Short task:
Count how many lines below contain the word "location", then give that number alone.
── Records provided ──
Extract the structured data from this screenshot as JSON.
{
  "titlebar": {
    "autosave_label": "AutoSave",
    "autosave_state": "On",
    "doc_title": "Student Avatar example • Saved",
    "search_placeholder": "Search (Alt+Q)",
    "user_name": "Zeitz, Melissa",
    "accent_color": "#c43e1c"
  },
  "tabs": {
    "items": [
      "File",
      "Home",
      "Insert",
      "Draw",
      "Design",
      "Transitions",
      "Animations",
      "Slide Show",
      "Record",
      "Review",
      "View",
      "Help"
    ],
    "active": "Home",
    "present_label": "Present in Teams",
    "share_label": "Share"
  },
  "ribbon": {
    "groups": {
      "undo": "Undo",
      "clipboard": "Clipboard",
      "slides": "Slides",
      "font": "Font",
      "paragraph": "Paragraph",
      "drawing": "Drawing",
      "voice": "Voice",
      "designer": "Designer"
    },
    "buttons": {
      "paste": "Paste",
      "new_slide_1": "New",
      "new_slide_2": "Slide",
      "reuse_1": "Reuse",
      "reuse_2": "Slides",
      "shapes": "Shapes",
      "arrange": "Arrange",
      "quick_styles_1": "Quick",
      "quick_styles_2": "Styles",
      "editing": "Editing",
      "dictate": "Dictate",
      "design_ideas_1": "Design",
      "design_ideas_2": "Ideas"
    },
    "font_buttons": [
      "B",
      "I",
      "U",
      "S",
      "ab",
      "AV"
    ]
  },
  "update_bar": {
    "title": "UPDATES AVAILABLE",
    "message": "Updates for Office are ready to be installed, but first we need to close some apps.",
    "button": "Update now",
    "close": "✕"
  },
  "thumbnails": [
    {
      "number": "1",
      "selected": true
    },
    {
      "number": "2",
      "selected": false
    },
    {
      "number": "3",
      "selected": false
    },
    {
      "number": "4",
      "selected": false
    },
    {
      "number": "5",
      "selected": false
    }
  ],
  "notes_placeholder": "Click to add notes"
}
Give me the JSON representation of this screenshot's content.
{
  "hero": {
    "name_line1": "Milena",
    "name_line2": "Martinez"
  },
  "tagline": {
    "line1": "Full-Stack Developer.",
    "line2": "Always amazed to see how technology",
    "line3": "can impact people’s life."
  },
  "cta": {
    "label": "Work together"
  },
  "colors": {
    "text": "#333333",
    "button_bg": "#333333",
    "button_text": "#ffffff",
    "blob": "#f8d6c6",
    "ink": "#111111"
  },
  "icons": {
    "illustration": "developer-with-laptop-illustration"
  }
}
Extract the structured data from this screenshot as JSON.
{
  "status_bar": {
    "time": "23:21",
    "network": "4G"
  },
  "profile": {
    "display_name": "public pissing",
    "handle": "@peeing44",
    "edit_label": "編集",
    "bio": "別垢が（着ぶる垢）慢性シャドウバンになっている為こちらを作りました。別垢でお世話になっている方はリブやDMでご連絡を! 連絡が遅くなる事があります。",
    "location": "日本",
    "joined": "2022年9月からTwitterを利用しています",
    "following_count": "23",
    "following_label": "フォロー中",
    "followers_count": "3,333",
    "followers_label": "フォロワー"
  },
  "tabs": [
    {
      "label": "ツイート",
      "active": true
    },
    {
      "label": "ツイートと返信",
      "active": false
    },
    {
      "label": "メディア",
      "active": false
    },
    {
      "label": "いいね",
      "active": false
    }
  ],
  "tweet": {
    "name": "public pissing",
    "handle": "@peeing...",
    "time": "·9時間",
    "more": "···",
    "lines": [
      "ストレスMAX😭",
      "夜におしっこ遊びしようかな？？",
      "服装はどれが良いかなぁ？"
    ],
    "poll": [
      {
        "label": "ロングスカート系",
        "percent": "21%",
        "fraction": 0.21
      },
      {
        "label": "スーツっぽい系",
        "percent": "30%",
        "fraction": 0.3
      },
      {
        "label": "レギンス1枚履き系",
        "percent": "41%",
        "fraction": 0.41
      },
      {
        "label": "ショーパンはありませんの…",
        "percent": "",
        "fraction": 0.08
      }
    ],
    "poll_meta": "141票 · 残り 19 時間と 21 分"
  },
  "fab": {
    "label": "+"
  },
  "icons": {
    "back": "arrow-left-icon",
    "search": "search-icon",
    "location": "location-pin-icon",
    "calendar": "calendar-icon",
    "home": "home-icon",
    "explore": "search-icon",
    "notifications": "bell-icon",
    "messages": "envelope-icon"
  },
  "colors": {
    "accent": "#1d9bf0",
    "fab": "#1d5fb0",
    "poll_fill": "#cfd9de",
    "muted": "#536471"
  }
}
───
Reply:
2